Item position entries:
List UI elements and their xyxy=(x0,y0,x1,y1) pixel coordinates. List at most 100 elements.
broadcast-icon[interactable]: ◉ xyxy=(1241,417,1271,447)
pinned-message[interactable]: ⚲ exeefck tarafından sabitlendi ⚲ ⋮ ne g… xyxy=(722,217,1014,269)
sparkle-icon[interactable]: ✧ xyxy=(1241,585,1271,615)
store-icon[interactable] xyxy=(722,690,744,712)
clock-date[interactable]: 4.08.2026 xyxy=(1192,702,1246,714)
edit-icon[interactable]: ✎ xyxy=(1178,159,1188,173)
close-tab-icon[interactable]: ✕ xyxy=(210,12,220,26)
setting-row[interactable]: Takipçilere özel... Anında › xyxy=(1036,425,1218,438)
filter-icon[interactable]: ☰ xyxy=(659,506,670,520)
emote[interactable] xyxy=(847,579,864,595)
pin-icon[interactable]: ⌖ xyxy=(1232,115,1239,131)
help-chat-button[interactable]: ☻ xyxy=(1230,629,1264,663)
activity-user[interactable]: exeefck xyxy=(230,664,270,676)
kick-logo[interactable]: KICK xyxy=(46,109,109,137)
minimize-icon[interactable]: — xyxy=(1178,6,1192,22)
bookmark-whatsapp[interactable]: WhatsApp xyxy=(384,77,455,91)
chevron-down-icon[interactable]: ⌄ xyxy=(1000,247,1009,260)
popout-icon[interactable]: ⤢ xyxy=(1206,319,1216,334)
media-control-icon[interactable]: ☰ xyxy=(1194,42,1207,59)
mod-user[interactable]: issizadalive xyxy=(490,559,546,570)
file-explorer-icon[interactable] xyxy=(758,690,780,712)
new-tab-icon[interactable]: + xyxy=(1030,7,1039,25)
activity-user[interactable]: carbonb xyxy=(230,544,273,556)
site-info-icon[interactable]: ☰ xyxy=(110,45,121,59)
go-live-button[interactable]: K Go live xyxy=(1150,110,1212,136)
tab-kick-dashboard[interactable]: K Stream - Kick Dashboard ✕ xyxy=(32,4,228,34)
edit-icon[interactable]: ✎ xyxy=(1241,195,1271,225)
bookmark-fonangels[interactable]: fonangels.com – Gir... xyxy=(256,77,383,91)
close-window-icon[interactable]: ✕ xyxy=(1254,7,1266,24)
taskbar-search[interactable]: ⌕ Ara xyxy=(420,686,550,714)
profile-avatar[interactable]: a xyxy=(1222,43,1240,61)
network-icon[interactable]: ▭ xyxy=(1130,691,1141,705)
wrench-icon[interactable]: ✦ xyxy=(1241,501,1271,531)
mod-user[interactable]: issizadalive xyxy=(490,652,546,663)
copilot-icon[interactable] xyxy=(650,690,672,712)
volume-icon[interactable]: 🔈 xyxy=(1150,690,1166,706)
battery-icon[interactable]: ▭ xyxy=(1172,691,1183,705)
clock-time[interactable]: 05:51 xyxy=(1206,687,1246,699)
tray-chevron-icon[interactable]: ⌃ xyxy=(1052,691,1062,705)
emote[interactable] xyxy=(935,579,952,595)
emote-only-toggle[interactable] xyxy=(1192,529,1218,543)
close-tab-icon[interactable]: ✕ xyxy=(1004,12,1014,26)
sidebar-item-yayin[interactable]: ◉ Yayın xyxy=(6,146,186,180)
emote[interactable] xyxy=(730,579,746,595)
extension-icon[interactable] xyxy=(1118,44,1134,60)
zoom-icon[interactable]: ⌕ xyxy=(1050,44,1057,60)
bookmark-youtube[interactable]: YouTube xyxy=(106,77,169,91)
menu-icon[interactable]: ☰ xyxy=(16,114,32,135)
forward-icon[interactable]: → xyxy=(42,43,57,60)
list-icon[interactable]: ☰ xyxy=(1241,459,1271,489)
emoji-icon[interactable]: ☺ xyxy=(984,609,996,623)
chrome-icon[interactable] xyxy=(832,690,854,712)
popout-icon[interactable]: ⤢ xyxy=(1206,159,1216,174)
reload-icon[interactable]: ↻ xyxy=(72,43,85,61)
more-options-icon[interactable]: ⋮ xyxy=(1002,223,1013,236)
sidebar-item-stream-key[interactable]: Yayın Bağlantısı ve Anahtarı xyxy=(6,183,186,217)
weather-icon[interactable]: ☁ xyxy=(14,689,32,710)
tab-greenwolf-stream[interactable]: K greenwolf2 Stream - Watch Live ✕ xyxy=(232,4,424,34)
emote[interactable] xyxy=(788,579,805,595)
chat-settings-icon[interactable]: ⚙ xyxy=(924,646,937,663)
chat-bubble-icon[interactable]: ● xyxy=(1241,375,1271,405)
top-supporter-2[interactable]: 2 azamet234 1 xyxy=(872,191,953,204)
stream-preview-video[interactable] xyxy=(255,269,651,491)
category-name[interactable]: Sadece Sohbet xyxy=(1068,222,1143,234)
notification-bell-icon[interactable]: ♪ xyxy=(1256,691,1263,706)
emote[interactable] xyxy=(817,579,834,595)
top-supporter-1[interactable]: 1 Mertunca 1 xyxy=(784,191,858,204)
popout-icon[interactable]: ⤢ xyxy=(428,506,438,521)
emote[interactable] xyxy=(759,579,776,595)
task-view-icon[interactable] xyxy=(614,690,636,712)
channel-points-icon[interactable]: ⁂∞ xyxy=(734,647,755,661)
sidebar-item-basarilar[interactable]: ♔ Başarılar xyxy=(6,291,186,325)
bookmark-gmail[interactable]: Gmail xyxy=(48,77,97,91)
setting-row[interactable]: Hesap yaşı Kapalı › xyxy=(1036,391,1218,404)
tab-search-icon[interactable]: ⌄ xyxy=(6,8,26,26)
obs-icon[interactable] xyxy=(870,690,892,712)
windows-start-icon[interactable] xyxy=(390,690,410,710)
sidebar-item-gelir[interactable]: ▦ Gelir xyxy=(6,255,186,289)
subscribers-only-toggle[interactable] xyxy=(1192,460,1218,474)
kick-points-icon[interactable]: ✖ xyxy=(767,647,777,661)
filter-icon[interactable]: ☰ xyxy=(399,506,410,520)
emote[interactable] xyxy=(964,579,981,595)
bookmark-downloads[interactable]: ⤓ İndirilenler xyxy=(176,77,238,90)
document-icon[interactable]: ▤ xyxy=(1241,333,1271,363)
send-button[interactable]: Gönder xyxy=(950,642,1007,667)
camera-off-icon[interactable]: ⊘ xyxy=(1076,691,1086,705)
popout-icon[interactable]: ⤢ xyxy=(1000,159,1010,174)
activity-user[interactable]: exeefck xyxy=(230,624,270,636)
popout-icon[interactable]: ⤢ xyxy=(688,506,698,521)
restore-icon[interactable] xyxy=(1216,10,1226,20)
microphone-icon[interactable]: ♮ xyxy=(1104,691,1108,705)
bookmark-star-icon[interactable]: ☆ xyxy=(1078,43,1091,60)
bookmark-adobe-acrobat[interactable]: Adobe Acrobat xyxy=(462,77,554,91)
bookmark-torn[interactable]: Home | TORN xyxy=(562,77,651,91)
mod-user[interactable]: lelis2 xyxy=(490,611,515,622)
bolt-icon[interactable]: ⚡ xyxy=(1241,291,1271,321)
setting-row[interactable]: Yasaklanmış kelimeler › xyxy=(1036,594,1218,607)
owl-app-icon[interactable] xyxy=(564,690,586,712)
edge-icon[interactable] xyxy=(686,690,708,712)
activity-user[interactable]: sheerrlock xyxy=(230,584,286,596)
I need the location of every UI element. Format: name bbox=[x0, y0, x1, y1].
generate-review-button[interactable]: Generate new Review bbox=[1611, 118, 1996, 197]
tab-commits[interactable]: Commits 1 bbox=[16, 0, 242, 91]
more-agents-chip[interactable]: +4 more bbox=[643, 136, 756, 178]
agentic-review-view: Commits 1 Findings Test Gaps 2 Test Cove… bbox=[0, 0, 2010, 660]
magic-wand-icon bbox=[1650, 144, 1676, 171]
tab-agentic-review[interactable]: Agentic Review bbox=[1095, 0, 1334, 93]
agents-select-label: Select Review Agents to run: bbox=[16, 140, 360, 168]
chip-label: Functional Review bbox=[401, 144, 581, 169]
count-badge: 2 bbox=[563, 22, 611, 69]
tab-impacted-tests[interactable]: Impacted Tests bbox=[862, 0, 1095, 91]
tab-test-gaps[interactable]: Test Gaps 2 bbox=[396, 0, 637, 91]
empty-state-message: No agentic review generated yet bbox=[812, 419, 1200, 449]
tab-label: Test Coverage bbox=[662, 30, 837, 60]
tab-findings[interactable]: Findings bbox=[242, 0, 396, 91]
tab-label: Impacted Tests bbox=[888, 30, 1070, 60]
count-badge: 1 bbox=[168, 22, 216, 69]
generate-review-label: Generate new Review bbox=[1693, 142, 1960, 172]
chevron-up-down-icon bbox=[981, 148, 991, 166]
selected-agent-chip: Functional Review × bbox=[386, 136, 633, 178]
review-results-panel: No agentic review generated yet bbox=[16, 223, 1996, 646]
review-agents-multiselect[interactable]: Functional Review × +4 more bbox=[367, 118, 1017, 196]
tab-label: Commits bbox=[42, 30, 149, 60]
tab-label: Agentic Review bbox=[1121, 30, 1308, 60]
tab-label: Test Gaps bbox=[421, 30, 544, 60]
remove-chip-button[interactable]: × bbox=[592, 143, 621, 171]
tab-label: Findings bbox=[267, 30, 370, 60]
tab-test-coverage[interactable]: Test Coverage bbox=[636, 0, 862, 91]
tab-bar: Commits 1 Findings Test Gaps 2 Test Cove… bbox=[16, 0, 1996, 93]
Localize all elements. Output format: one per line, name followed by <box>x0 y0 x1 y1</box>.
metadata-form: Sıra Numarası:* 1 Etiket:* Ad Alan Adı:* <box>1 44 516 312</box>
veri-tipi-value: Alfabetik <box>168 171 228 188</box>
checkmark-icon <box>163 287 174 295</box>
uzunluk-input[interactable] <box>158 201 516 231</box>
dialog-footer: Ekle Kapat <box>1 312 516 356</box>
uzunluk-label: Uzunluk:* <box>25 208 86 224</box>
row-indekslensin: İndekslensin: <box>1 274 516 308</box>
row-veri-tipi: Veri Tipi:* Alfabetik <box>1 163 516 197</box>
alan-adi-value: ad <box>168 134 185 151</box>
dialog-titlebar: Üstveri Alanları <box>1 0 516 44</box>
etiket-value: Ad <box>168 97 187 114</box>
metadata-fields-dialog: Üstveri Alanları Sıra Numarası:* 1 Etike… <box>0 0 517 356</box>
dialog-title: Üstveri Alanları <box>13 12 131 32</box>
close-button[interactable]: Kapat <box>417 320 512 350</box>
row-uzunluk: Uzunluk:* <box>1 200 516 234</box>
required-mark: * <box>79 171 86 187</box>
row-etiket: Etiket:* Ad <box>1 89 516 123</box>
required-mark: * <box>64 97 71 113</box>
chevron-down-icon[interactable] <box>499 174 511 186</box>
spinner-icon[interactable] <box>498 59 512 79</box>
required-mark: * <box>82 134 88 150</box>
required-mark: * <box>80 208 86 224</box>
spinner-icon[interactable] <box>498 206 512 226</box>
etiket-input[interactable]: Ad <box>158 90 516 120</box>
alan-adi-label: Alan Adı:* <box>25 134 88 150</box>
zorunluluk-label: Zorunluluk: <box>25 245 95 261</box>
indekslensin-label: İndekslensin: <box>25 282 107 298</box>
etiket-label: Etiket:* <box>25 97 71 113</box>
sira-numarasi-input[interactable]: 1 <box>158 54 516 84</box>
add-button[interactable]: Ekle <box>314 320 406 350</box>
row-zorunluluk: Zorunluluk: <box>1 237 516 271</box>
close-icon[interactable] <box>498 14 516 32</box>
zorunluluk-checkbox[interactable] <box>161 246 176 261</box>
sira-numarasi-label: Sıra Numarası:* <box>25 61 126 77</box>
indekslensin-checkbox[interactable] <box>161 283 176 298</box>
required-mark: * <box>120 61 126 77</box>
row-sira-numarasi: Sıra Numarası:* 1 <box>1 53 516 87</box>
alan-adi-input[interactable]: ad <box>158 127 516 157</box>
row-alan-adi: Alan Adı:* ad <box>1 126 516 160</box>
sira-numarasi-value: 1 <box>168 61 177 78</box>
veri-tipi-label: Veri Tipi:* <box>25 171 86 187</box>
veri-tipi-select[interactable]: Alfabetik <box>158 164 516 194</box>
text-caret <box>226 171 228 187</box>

#### Work to be completed:
Could you quote the records above word for word, from their first line through the line that contains "edit-icon[interactable]: ✎ xyxy=(1178,159,1188,173)", with both of those lines included?

#### Finished task:
List UI elements and their xyxy=(x0,y0,x1,y1) pixel coordinates. List at most 100 elements.
broadcast-icon[interactable]: ◉ xyxy=(1241,417,1271,447)
pinned-message[interactable]: ⚲ exeefck tarafından sabitlendi ⚲ ⋮ ne g… xyxy=(722,217,1014,269)
sparkle-icon[interactable]: ✧ xyxy=(1241,585,1271,615)
store-icon[interactable] xyxy=(722,690,744,712)
clock-date[interactable]: 4.08.2026 xyxy=(1192,702,1246,714)
edit-icon[interactable]: ✎ xyxy=(1178,159,1188,173)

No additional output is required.